#### What the task requires
Restate all of the data exactly.

<<<<

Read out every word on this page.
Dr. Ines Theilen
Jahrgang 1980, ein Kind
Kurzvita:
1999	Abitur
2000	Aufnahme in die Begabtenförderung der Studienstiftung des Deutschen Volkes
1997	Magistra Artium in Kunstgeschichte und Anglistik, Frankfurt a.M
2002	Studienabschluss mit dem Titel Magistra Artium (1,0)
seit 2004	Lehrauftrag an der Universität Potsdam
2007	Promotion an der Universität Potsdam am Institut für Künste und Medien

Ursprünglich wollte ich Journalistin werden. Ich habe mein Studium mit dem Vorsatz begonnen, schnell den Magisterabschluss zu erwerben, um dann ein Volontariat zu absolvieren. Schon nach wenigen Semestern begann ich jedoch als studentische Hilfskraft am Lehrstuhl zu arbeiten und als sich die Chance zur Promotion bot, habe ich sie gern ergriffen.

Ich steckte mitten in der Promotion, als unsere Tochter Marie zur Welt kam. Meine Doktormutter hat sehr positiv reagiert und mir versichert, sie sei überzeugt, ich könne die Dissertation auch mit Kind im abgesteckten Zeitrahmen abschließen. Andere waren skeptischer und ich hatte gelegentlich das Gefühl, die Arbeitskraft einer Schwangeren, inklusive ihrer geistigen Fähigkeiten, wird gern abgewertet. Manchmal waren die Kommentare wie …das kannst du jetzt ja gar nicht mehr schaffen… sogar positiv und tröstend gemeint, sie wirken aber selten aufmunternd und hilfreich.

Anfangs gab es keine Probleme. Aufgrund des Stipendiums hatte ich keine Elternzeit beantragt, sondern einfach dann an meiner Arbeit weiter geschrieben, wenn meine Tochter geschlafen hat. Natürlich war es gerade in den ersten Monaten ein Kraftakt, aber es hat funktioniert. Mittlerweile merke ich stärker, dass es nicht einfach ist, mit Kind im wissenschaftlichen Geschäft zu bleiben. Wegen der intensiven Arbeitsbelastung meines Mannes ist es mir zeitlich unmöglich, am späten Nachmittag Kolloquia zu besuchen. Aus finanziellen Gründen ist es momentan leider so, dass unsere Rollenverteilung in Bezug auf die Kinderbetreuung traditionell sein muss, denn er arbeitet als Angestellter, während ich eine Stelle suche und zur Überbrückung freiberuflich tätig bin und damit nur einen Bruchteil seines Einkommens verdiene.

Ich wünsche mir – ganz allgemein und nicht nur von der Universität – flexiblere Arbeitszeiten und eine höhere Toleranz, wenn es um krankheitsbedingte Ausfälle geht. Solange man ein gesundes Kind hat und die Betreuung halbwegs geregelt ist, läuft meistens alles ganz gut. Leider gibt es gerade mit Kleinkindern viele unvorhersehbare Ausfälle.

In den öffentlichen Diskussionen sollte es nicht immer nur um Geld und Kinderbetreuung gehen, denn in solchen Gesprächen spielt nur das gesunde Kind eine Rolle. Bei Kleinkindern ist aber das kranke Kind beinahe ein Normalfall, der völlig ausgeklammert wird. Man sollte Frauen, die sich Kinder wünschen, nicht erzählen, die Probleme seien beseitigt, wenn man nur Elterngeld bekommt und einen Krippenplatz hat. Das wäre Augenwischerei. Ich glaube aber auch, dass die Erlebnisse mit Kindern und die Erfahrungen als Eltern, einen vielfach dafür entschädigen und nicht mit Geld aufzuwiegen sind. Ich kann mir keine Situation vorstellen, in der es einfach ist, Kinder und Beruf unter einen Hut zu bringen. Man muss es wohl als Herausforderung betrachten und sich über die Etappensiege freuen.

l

>>>>

#### Correct response
Read out every word on this page.
Dr. Ines Theilen
Jahrgang 1980, ein Kind
Kurzvita:
1999	Abitur
2000	Aufnahme in die Begabtenförderung der Studienstiftung des Deutschen Volkes
1997	Magistra Artium in Kunstgeschichte und Anglistik, Frankfurt a.M
2002	Studienabschluss mit dem Titel Magistra Artium (1,0)
seit 2004	Lehrauftrag an der Universität Potsdam
2007	Promotion an der Universität Potsdam am Institut für Künste und Medien

Ursprünglich wollte ich Journalistin werden. Ich habe mein Studium mit dem Vorsatz begonnen, schnell den Magisterabschluss zu erwerben, um dann ein Volontariat zu absolvieren. Schon nach wenigen Semestern begann ich jedoch als studentische Hilfskraft am Lehrstuhl zu arbeiten und als sich die Chance zur Promotion bot, habe ich sie gern ergriffen.

Ich steckte mitten in der Promotion, als unsere Tochter Marie zur Welt kam. Meine Doktormutter hat sehr positiv reagiert und mir versichert, sie sei überzeugt, ich könne die Dissertation auch mit Kind im abgesteckten Zeitrahmen abschließen. Andere waren skeptischer und ich hatte gelegentlich das Gefühl, die Arbeitskraft einer Schwangeren, inklusive ihrer geistigen Fähigkeiten, wird gern abgewertet. Manchmal waren die Kommentare wie …das kannst du jetzt ja gar nicht mehr schaffen… sogar positiv und tröstend gemeint, sie wirken aber selten aufmunternd und hilfreich.

Anfangs gab es keine Probleme. Aufgrund des Stipendiums hatte ich keine Elternzeit beantragt, sondern einfach dann an meiner Arbeit weiter geschrieben, wenn meine Tochter geschlafen hat. Natürlich war es gerade in den ersten Monaten ein Kraftakt, aber es hat funktioniert. Mittlerweile merke ich stärker, dass es nicht einfach ist, mit Kind im wissenschaftlichen Geschäft zu bleiben. Wegen der intensiven Arbeitsbelastung meines Mannes ist es mir zeitlich unmöglich, am späten Nachmittag Kolloquia zu besuchen. Aus finanziellen Gründen ist es momentan leider so, dass unsere Rollenverteilung in Bezug auf die Kinderbetreuung traditionell sein muss, denn er arbeitet als Angestellter, während ich eine Stelle suche und zur Überbrückung freiberuflich tätig bin und damit nur einen Bruchteil seines Einkommens verdiene.

Ich wünsche mir – ganz allgemein und nicht nur von der Universität – flexiblere Arbeitszeiten und eine höhere Toleranz, wenn es um krankheitsbedingte Ausfälle geht. Solange man ein gesundes Kind hat und die Betreuung halbwegs geregelt ist, läuft meistens alles ganz gut. Leider gibt es gerade mit Kleinkindern viele unvorhersehbare Ausfälle.

In den öffentlichen Diskussionen sollte es nicht immer nur um Geld und Kinderbetreuung gehen, denn in solchen Gesprächen spielt nur das gesunde Kind eine Rolle. Bei Kleinkindern ist aber das kranke Kind beinahe ein Normalfall, der völlig ausgeklammert wird. Man sollte Frauen, die sich Kinder wünschen, nicht erzählen, die Probleme seien beseitigt, wenn man nur Elterngeld bekommt und einen Krippenplatz hat. Das wäre Augenwischerei. Ich glaube aber auch, dass die Erlebnisse mit Kindern und die Erfahrungen als Eltern, einen vielfach dafür entschädigen und nicht mit Geld aufzuwiegen sind. Ich kann mir keine Situation vorstellen, in der es einfach ist, Kinder und Beruf unter einen Hut zu bringen. Man muss es wohl als Herausforderung betrachten und sich über die Etappensiege freuen.

l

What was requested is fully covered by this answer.